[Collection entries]
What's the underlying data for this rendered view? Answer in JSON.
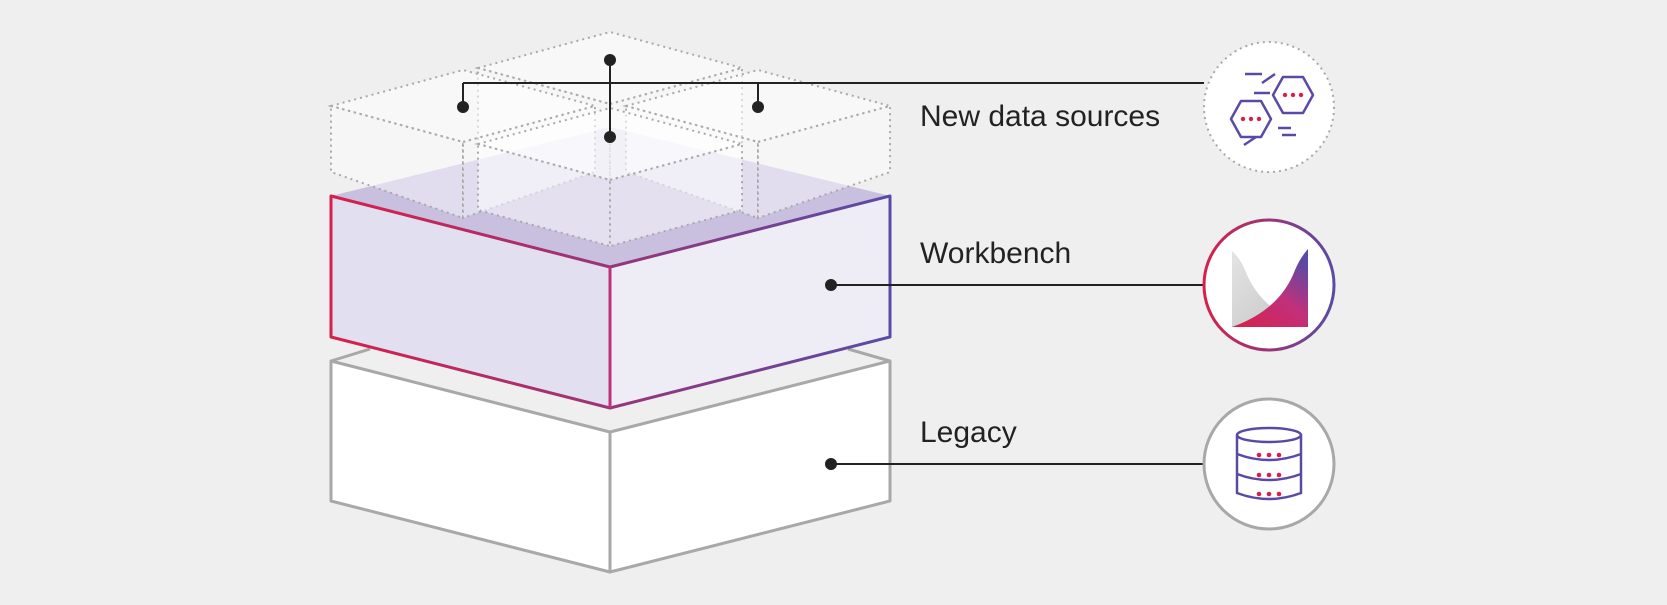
{
  "background": "#efefef",
  "layers": {
    "new_data_sources": {
      "label": "New data sources",
      "icon": "hexagon-cluster-icon"
    },
    "workbench": {
      "label": "Workbench",
      "icon": "workbench-logo-icon"
    },
    "legacy": {
      "label": "Legacy",
      "icon": "database-icon"
    }
  },
  "colors": {
    "accent_red": "#d6204b",
    "accent_purple": "#5a4aa6",
    "workbench_top": "#c9c0e0",
    "workbench_left": "#e2dff0",
    "workbench_right": "#eeedf6",
    "legacy_outline": "#a8a8a8",
    "dotted_outline": "#a9a9a9",
    "connector": "#222222"
  }
}
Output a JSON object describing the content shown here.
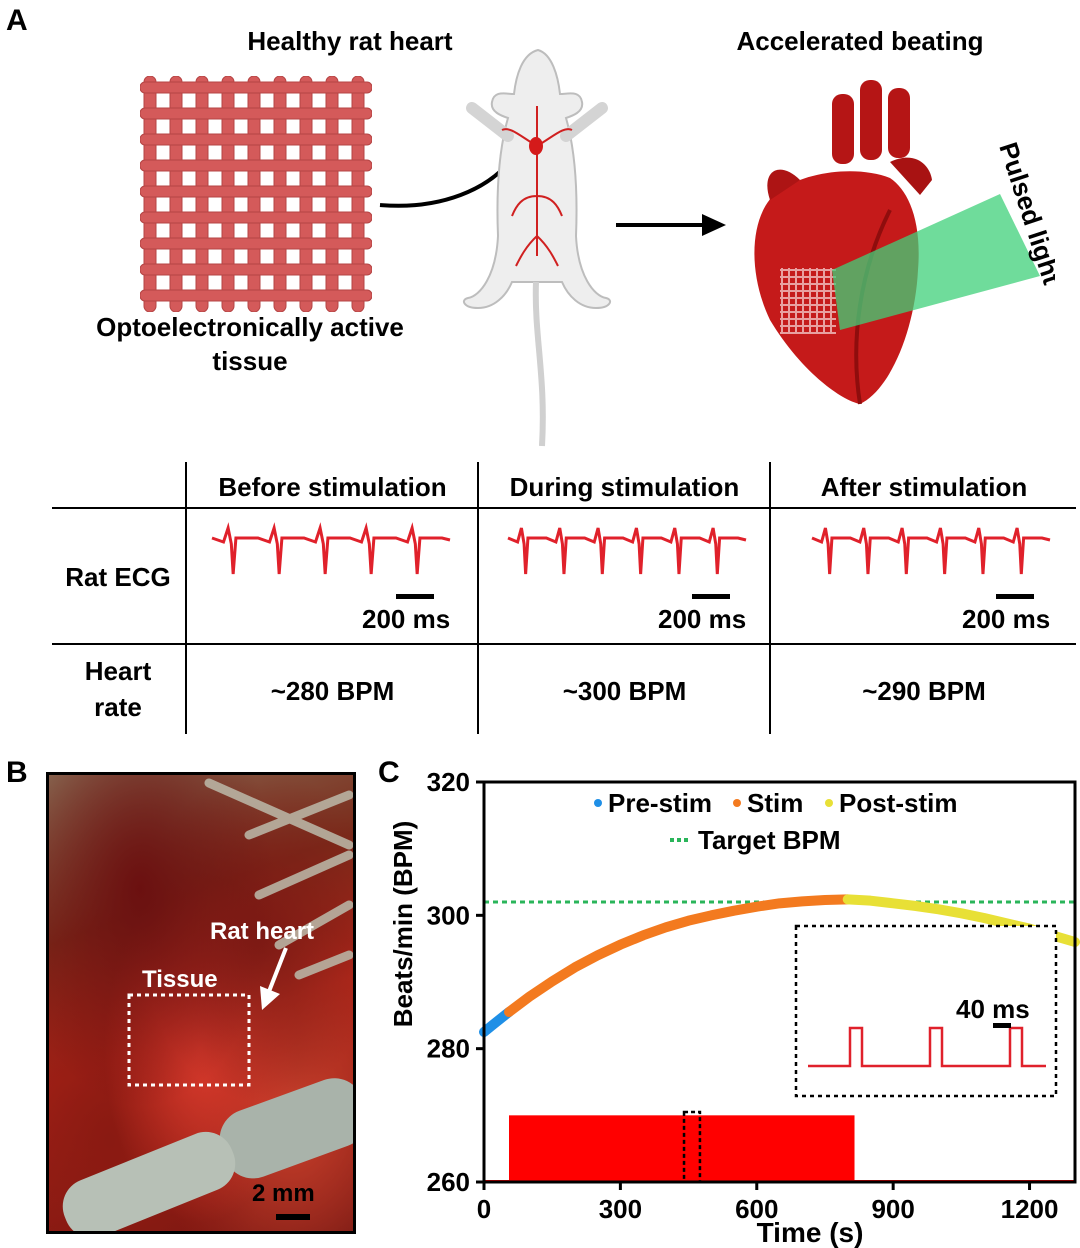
{
  "panelA": {
    "letter": "A",
    "title_left": "Healthy rat heart",
    "title_right": "Accelerated beating",
    "tissue_label_line1": "Optoelectronically active",
    "tissue_label_line2": "tissue",
    "light_label": "Pulsed light",
    "colors": {
      "tissue": "#d45a5a",
      "heart": "#c41818",
      "light": "#3fd07a",
      "ecg": "#e0212b"
    },
    "table": {
      "columns": [
        "Before stimulation",
        "During stimulation",
        "After stimulation"
      ],
      "row_ecg_label": "Rat ECG",
      "row_hr_label_line1": "Heart",
      "row_hr_label_line2": "rate",
      "scale_labels": [
        "200 ms",
        "200 ms",
        "200 ms"
      ],
      "heart_rates": [
        "~280 BPM",
        "~300 BPM",
        "~290 BPM"
      ]
    }
  },
  "panelB": {
    "letter": "B",
    "heart_label": "Rat heart",
    "tissue_label": "Tissue",
    "scale_label": "2 mm"
  },
  "panelC": {
    "letter": "C",
    "inset_scale_label": "40 ms"
  },
  "chart_data": {
    "type": "line",
    "xlabel": "Time (s)",
    "ylabel": "Beats/min (BPM)",
    "xlim": [
      0,
      1300
    ],
    "ylim": [
      260,
      320
    ],
    "xticks": [
      0,
      300,
      600,
      900,
      1200
    ],
    "yticks": [
      260,
      280,
      300,
      320
    ],
    "legend": {
      "placement": "top-center",
      "entries": [
        {
          "name": "Pre-stim",
          "color": "#1f8fe6"
        },
        {
          "name": "Stim",
          "color": "#f37a1f"
        },
        {
          "name": "Post-stim",
          "color": "#e8e036"
        },
        {
          "name": "Target BPM",
          "color": "#2ab55a"
        }
      ]
    },
    "series": [
      {
        "name": "Pre-stim",
        "color": "#1f8fe6",
        "x": [
          0,
          20,
          40,
          55
        ],
        "y": [
          282.5,
          283.6,
          284.7,
          285.5
        ]
      },
      {
        "name": "Stim",
        "color": "#f37a1f",
        "x": [
          55,
          100,
          150,
          200,
          250,
          300,
          350,
          400,
          450,
          500,
          550,
          600,
          650,
          700,
          750,
          800
        ],
        "y": [
          285.5,
          287.8,
          290.1,
          292.2,
          294.0,
          295.6,
          297.0,
          298.2,
          299.2,
          300.0,
          300.7,
          301.3,
          301.8,
          302.1,
          302.3,
          302.4
        ]
      },
      {
        "name": "Post-stim",
        "color": "#e8e036",
        "x": [
          800,
          850,
          900,
          950,
          1000,
          1050,
          1100,
          1150,
          1200,
          1250,
          1300
        ],
        "y": [
          302.4,
          302.2,
          301.8,
          301.4,
          300.9,
          300.3,
          299.6,
          298.8,
          298.0,
          297.0,
          296.0
        ]
      }
    ],
    "target_bpm": 302,
    "stimulation_window": {
      "start": 55,
      "end": 815,
      "color": "#ff0000"
    }
  }
}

Work to be completed: Retype every record above exactly as written, but leave out the pictures.

Answer below:
What's the underlying data for this rendered view? Answer in JSON.
{
  "background": "#efefef",
  "layers": {
    "new_data_sources": {
      "label": "New data sources",
      "icon": "hexagon-cluster-icon"
    },
    "workbench": {
      "label": "Workbench",
      "icon": "workbench-logo-icon"
    },
    "legacy": {
      "label": "Legacy",
      "icon": "database-icon"
    }
  },
  "colors": {
    "accent_red": "#d6204b",
    "accent_purple": "#5a4aa6",
    "workbench_top": "#c9c0e0",
    "workbench_left": "#e2dff0",
    "workbench_right": "#eeedf6",
    "legacy_outline": "#a8a8a8",
    "dotted_outline": "#a9a9a9",
    "connector": "#222222"
  }
}
Output a JSON object describing the content shown here.
{
  "panelA": {
    "letter": "A",
    "title_left": "Healthy rat heart",
    "title_right": "Accelerated beating",
    "tissue_label_line1": "Optoelectronically active",
    "tissue_label_line2": "tissue",
    "light_label": "Pulsed light",
    "colors": {
      "tissue": "#d45a5a",
      "heart": "#c41818",
      "light": "#3fd07a",
      "ecg": "#e0212b"
    },
    "table": {
      "columns": [
        "Before stimulation",
        "During stimulation",
        "After stimulation"
      ],
      "row_ecg_label": "Rat ECG",
      "row_hr_label_line1": "Heart",
      "row_hr_label_line2": "rate",
      "scale_labels": [
        "200 ms",
        "200 ms",
        "200 ms"
      ],
      "heart_rates": [
        "~280 BPM",
        "~300 BPM",
        "~290 BPM"
      ]
    }
  },
  "panelB": {
    "letter": "B",
    "heart_label": "Rat heart",
    "tissue_label": "Tissue",
    "scale_label": "2 mm"
  },
  "panelC": {
    "letter": "C",
    "inset_scale_label": "40 ms"
  },
  "chart_data": {
    "type": "line",
    "xlabel": "Time (s)",
    "ylabel": "Beats/min (BPM)",
    "xlim": [
      0,
      1300
    ],
    "ylim": [
      260,
      320
    ],
    "xticks": [
      0,
      300,
      600,
      900,
      1200
    ],
    "yticks": [
      260,
      280,
      300,
      320
    ],
    "legend": {
      "placement": "top-center",
      "entries": [
        {
          "name": "Pre-stim",
          "color": "#1f8fe6"
        },
        {
          "name": "Stim",
          "color": "#f37a1f"
        },
        {
          "name": "Post-stim",
          "color": "#e8e036"
        },
        {
          "name": "Target BPM",
          "color": "#2ab55a"
        }
      ]
    },
    "series": [
      {
        "name": "Pre-stim",
        "color": "#1f8fe6",
        "x": [
          0,
          20,
          40,
          55
        ],
        "y": [
          282.5,
          283.6,
          284.7,
          285.5
        ]
      },
      {
        "name": "Stim",
        "color": "#f37a1f",
        "x": [
          55,
          100,
          150,
          200,
          250,
          300,
          350,
          400,
          450,
          500,
          550,
          600,
          650,
          700,
          750,
          800
        ],
        "y": [
          285.5,
          287.8,
          290.1,
          292.2,
          294.0,
          295.6,
          297.0,
          298.2,
          299.2,
          300.0,
          300.7,
          301.3,
          301.8,
          302.1,
          302.3,
          302.4
        ]
      },
      {
        "name": "Post-stim",
        "color": "#e8e036",
        "x": [
          800,
          850,
          900,
          950,
          1000,
          1050,
          1100,
          1150,
          1200,
          1250,
          1300
        ],
        "y": [
          302.4,
          302.2,
          301.8,
          301.4,
          300.9,
          300.3,
          299.6,
          298.8,
          298.0,
          297.0,
          296.0
        ]
      }
    ],
    "target_bpm": 302,
    "stimulation_window": {
      "start": 55,
      "end": 815,
      "color": "#ff0000"
    }
  }
}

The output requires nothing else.